Gather, from the data below, each line in which the word "JSON" occurs.

══ DATA FOR THIS EXERCISE ══

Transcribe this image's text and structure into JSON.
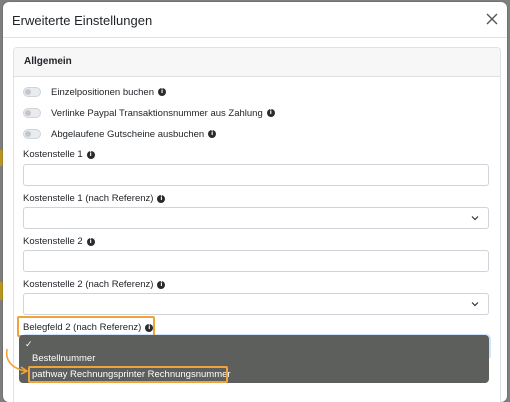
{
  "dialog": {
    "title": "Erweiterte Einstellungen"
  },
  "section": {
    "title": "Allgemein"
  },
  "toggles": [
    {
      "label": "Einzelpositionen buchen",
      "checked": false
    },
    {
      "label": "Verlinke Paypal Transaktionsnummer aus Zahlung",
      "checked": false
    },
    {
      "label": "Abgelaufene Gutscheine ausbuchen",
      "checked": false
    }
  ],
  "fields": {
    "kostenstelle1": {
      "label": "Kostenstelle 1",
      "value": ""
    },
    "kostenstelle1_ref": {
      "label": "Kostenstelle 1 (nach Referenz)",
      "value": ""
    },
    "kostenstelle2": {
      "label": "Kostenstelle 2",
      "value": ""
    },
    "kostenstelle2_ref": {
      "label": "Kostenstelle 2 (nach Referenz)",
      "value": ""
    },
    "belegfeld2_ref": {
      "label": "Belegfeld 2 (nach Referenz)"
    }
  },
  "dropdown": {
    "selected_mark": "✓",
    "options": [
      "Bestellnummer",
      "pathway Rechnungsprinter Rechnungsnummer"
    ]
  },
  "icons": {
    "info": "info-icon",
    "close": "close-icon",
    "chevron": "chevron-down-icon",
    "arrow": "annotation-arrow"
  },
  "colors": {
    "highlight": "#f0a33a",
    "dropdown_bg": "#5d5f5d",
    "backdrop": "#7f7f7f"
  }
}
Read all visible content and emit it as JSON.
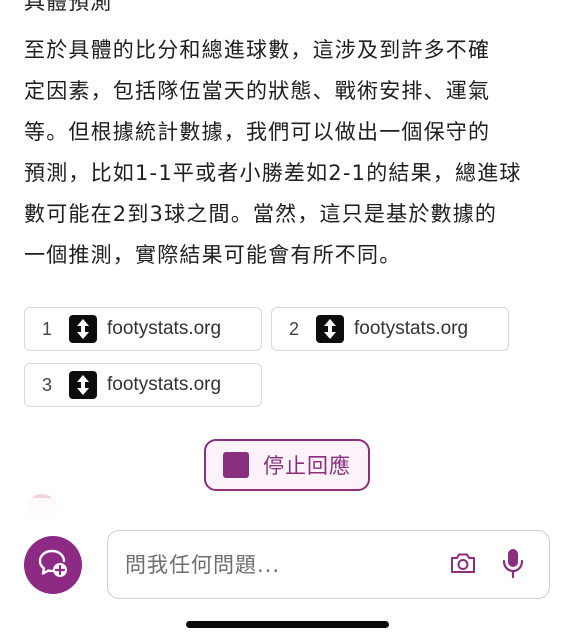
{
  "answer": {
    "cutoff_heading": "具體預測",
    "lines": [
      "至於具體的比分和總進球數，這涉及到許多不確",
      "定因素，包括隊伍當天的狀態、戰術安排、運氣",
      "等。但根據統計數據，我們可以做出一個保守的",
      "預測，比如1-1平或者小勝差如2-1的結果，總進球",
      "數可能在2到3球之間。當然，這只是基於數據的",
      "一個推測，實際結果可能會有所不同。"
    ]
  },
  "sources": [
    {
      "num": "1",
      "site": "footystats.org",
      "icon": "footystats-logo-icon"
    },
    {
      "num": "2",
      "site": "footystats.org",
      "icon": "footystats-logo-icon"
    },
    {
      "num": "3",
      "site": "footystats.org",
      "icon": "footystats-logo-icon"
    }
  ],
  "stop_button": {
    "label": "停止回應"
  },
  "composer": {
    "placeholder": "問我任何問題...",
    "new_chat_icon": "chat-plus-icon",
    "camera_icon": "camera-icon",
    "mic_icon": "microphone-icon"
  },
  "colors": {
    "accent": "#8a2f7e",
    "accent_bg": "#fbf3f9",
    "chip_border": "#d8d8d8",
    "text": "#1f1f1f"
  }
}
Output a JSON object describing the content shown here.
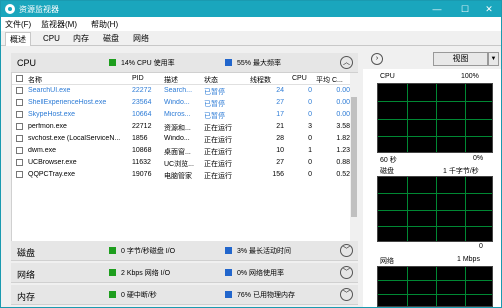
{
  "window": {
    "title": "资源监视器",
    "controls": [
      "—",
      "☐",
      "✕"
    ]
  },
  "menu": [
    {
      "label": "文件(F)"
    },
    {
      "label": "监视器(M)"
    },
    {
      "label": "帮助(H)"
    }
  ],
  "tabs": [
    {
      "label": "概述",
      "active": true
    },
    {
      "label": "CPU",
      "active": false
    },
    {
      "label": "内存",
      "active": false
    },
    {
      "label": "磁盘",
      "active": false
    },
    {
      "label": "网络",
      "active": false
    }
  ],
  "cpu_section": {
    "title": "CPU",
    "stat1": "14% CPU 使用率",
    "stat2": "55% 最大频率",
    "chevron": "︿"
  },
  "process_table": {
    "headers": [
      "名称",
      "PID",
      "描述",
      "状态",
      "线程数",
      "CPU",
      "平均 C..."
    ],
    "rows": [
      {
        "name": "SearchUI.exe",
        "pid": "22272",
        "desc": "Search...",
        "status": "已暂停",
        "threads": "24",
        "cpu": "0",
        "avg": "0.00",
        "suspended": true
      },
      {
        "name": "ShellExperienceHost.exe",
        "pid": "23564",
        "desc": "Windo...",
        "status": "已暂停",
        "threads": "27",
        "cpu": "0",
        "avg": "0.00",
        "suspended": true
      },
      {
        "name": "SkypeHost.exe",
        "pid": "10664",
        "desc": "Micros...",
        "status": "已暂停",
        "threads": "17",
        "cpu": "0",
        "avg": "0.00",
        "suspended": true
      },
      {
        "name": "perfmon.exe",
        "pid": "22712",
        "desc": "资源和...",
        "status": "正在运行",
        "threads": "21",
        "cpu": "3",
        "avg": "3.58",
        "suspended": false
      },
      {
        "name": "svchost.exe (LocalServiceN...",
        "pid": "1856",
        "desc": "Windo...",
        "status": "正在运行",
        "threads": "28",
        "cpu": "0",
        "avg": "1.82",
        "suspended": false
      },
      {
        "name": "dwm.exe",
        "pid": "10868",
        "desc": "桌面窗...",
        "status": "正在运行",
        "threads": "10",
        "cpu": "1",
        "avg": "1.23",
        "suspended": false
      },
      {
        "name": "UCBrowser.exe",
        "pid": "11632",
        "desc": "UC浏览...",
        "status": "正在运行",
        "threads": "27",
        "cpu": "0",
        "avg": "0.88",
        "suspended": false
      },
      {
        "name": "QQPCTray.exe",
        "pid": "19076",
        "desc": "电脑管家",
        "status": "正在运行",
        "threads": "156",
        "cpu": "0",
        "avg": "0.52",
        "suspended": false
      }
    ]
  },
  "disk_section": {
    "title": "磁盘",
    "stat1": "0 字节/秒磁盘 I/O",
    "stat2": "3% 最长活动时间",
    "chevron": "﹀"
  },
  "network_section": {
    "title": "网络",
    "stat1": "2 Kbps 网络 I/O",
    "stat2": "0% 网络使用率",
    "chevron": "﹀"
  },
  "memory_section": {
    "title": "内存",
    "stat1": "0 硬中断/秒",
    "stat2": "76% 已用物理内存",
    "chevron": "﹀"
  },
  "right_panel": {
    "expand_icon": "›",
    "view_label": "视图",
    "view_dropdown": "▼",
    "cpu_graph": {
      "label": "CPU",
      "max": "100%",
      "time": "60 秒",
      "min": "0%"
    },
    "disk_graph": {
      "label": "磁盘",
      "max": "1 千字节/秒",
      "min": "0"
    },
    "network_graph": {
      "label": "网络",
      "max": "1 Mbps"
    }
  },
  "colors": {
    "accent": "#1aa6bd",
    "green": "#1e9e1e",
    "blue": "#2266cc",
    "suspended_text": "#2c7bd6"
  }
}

═══
══ DATA FOR THIS EXERCISE ══

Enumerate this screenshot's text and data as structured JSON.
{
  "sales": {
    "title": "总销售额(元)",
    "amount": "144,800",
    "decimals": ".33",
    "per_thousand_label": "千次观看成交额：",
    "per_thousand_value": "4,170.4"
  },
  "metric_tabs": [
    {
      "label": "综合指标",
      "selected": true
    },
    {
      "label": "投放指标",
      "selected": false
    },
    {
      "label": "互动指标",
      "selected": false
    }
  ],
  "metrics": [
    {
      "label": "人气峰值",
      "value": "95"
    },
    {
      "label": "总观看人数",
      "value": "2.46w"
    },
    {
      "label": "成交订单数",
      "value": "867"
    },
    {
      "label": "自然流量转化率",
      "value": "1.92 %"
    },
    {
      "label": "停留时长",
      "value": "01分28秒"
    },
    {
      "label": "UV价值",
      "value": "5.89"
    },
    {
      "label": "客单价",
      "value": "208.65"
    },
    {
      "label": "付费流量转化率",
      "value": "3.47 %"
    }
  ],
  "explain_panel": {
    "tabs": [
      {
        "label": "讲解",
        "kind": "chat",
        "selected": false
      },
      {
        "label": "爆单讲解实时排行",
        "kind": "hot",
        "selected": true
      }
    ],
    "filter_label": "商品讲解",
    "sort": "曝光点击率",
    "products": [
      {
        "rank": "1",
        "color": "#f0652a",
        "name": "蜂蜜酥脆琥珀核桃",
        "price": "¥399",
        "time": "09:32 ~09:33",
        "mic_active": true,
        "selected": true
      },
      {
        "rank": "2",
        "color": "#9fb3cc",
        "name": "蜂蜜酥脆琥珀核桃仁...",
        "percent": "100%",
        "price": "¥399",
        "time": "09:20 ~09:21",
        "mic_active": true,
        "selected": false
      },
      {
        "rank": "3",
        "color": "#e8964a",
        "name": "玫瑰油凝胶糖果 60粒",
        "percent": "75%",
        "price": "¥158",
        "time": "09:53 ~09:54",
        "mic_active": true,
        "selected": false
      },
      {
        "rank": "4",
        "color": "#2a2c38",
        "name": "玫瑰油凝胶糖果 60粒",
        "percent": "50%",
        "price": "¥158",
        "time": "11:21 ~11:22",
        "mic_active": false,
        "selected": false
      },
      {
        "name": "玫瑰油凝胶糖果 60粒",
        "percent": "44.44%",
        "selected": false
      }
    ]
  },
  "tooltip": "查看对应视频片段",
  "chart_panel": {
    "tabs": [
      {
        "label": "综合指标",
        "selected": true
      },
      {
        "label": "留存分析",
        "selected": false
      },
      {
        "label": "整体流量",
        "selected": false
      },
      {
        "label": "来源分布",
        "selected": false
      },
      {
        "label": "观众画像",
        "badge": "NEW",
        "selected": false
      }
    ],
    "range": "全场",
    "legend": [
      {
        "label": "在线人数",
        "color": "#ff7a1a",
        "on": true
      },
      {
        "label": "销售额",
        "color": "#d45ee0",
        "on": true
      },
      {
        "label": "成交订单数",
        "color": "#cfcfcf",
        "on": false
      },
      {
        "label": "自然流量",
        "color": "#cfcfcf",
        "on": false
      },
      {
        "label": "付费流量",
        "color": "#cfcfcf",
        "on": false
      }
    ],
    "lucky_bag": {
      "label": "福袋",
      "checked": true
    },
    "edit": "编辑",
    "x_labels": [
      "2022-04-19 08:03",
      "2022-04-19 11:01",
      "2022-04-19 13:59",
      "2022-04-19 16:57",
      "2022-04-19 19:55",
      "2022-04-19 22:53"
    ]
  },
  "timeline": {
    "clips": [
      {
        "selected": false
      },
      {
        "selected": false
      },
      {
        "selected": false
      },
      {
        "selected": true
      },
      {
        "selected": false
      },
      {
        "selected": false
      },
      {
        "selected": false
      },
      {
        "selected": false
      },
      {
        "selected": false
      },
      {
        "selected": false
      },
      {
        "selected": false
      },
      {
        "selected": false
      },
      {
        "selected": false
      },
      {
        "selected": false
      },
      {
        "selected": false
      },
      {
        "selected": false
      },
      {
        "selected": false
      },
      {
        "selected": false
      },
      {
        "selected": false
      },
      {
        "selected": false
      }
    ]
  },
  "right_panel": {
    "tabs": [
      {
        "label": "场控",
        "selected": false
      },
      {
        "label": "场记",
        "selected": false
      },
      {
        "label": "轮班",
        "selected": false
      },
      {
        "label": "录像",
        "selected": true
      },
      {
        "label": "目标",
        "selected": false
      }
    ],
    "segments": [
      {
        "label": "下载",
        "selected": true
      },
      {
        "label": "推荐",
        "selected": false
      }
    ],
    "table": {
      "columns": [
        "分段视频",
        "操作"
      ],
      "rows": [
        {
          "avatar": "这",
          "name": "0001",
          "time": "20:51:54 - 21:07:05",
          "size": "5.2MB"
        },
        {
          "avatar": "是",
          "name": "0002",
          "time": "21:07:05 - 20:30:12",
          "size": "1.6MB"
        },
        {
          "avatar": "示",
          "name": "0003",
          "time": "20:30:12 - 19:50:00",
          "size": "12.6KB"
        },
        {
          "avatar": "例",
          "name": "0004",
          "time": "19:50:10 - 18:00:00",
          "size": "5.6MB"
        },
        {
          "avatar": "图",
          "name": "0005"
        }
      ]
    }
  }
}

═══

## RESPONSE
Transcribe this image's text and structure into JSON.
Read all visible content and emit it as JSON.
Output a JSON object describing the content shown here.
Enumerate this screenshot's text and data as structured JSON.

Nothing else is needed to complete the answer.